SET EXERCISE: Your answer should be a single number: the count of lines containing "onneks".

RECORDS PROVIDED:
--
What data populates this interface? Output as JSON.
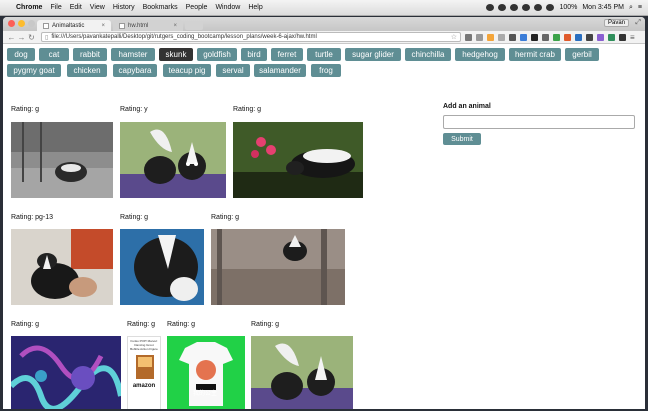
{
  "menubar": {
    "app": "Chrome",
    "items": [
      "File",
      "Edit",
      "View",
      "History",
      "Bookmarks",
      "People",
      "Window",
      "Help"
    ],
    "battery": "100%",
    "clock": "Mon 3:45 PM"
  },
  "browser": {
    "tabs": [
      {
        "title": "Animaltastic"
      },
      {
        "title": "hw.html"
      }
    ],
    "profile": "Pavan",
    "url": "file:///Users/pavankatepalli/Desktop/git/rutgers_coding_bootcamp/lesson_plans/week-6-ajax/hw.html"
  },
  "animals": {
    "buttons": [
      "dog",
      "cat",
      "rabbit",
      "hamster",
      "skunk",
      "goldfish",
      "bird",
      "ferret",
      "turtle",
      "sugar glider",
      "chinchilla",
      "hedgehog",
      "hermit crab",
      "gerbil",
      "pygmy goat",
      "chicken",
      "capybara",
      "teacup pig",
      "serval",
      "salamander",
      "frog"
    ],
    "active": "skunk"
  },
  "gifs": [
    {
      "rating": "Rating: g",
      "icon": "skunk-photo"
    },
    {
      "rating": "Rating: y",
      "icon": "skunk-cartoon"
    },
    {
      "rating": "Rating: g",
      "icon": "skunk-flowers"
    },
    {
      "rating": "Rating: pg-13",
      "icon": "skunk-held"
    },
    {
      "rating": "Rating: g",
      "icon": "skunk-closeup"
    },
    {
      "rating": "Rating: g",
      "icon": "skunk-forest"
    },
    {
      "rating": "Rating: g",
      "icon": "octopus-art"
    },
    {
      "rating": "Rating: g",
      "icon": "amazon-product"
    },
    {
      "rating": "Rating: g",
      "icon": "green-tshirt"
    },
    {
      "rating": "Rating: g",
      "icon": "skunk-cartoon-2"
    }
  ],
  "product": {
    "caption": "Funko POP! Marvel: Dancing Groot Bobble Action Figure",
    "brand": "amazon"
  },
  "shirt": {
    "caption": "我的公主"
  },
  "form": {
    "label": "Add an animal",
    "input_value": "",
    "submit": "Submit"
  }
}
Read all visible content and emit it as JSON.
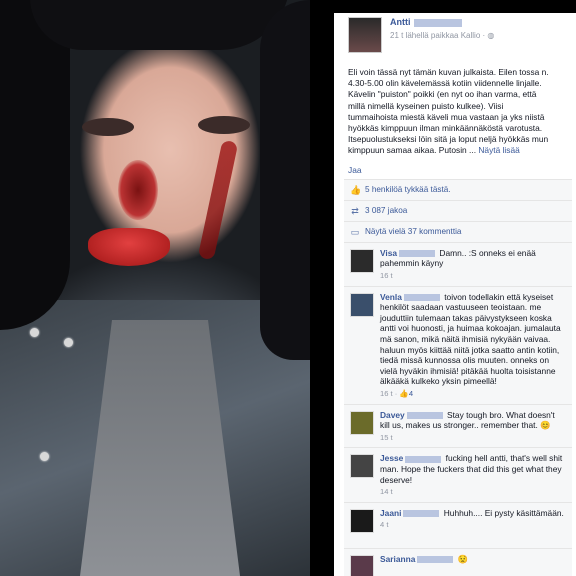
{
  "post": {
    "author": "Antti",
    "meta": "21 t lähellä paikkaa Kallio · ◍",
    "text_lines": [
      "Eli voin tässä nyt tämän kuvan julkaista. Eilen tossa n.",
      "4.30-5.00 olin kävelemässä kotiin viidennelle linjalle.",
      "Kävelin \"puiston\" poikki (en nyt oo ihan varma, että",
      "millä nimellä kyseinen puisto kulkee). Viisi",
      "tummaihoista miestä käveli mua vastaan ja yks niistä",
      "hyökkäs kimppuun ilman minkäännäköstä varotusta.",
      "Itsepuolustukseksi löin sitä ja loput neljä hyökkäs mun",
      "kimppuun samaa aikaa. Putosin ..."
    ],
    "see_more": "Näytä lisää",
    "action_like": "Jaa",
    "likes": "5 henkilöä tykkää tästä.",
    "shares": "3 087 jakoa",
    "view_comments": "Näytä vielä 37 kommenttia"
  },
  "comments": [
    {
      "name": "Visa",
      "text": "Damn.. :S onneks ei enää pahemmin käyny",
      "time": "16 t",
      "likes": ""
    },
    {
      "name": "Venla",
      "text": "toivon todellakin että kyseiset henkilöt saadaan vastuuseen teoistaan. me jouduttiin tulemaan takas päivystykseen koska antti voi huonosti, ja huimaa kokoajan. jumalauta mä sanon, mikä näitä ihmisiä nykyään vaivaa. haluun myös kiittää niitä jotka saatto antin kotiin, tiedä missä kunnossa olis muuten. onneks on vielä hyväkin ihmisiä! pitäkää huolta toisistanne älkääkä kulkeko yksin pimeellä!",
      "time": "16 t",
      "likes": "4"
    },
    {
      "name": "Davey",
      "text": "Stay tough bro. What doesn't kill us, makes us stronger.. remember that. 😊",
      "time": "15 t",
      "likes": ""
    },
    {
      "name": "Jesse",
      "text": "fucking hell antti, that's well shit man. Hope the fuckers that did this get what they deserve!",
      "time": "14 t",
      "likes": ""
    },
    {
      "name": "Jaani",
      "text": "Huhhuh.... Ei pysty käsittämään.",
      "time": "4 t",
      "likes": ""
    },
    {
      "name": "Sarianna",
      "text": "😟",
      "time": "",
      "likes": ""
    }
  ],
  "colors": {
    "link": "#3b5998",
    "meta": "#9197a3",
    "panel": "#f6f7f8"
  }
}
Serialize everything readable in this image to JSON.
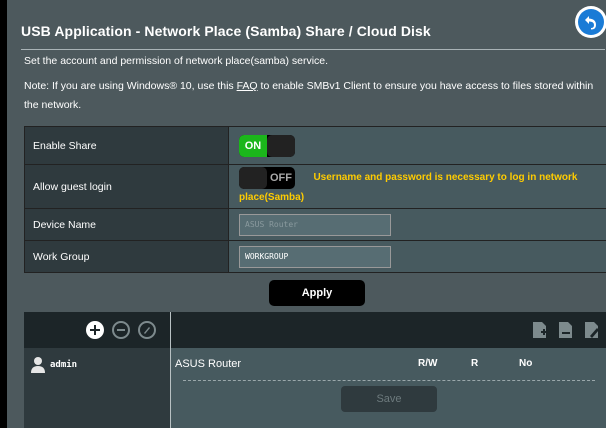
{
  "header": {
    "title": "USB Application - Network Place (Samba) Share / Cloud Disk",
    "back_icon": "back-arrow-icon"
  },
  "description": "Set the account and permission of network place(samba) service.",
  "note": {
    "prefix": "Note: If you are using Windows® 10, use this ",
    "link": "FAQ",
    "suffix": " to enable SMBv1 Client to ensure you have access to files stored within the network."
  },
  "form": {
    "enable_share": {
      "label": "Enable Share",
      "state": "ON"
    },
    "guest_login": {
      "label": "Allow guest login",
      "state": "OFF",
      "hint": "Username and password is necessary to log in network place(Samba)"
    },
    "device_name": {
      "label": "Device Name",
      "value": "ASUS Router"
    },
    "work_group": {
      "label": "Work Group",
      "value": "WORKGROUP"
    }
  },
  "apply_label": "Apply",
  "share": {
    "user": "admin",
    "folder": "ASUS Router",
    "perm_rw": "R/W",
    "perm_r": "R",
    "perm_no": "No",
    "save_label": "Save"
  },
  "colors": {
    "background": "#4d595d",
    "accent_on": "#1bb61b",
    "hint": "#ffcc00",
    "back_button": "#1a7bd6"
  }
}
--
FULL OUTPUT: 2